-- Begin SUPPLIED RECORDS --

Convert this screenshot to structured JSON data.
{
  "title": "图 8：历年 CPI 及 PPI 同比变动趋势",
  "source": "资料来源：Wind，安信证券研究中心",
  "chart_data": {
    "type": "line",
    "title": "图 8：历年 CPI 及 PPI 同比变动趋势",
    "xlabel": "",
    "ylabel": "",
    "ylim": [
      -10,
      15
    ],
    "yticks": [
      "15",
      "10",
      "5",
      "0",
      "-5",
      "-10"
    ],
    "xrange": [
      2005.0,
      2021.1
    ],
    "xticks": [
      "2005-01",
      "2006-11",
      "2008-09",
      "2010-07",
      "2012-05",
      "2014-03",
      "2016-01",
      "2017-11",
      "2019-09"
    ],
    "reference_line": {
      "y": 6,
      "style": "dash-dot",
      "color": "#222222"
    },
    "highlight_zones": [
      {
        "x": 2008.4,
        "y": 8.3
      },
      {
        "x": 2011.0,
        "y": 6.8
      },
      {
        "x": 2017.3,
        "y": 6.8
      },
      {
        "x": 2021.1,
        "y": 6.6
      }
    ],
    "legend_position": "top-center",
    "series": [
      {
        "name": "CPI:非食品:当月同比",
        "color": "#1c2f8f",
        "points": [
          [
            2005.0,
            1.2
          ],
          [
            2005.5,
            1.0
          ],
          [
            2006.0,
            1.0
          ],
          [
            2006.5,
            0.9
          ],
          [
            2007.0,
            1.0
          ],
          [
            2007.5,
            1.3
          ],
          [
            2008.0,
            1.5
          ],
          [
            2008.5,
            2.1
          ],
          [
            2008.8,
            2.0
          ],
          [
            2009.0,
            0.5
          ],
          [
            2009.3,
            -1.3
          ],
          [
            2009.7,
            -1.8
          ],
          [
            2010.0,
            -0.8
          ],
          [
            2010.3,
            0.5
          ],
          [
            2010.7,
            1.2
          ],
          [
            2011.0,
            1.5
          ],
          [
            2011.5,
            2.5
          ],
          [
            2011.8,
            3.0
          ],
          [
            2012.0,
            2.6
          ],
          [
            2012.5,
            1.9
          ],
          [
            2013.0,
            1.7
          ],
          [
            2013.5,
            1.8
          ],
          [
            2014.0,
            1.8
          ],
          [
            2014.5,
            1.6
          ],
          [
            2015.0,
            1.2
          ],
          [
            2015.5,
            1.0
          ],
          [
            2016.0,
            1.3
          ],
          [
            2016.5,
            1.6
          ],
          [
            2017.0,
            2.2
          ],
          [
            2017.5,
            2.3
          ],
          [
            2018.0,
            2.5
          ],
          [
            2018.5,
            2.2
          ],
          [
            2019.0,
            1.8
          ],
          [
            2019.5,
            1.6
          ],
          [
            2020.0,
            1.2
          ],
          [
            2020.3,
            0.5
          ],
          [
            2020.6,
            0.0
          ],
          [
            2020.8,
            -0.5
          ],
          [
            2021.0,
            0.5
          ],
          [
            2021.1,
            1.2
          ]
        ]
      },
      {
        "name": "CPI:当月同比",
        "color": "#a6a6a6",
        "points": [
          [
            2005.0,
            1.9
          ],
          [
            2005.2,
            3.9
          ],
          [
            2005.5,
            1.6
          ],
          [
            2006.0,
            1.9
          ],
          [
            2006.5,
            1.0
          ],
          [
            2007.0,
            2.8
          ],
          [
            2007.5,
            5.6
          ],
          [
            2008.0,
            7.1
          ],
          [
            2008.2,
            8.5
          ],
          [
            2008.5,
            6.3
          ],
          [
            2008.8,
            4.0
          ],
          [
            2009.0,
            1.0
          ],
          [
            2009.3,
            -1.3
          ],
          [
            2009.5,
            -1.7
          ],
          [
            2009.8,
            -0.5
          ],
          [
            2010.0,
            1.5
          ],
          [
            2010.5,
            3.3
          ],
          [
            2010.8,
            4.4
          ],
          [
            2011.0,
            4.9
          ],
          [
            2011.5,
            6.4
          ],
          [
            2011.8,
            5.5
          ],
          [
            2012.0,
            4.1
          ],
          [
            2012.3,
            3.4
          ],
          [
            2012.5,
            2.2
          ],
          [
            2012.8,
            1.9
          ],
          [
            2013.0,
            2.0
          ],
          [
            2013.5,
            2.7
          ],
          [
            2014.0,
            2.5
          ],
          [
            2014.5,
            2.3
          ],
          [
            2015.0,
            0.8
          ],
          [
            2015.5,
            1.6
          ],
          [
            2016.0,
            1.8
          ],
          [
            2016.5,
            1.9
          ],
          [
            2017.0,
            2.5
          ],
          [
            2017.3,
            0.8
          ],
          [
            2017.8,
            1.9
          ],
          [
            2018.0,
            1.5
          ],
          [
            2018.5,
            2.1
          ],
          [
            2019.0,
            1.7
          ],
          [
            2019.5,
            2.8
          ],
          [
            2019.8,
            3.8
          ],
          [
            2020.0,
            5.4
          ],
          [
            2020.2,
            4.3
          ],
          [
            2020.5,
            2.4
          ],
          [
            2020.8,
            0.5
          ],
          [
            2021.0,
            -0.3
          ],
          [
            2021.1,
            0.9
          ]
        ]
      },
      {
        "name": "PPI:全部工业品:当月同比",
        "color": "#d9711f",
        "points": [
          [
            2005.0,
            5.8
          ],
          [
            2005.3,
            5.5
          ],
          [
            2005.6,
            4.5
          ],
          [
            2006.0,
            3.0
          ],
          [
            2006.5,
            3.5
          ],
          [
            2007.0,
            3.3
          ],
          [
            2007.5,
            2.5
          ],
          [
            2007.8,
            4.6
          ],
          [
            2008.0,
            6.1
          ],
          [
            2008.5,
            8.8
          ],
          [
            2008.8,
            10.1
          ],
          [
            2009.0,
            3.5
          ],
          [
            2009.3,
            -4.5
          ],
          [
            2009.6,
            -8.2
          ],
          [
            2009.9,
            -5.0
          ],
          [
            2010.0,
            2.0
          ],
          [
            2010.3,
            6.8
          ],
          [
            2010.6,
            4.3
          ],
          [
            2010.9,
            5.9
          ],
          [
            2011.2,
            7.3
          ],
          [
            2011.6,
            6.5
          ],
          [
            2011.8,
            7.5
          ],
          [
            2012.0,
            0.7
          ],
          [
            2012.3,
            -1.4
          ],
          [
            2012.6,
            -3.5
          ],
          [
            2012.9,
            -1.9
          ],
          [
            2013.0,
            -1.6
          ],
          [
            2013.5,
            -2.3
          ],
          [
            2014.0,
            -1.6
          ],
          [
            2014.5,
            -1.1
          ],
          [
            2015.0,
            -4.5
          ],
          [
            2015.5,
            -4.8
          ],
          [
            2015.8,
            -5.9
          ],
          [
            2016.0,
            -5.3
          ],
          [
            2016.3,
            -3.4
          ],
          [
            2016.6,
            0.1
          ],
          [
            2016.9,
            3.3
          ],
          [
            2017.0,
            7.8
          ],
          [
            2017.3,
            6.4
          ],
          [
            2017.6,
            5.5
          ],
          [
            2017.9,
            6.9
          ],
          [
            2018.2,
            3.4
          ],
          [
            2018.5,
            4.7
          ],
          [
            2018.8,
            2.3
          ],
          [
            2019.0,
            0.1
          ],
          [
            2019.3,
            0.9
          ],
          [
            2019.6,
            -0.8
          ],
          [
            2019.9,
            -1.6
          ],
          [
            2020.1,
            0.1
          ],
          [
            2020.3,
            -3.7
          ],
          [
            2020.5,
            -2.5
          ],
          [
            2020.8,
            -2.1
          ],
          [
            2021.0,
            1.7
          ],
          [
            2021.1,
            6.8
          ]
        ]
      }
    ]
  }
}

-- End SUPPLIED RECORDS --

▸ **REQUIREMENTS**
Look through the listing and extract every line with "name" in it.

▸ **RESULT**
        "name": "CPI:非食品:当月同比",
        "name": "CPI:当月同比",
        "name": "PPI:全部工业品:当月同比",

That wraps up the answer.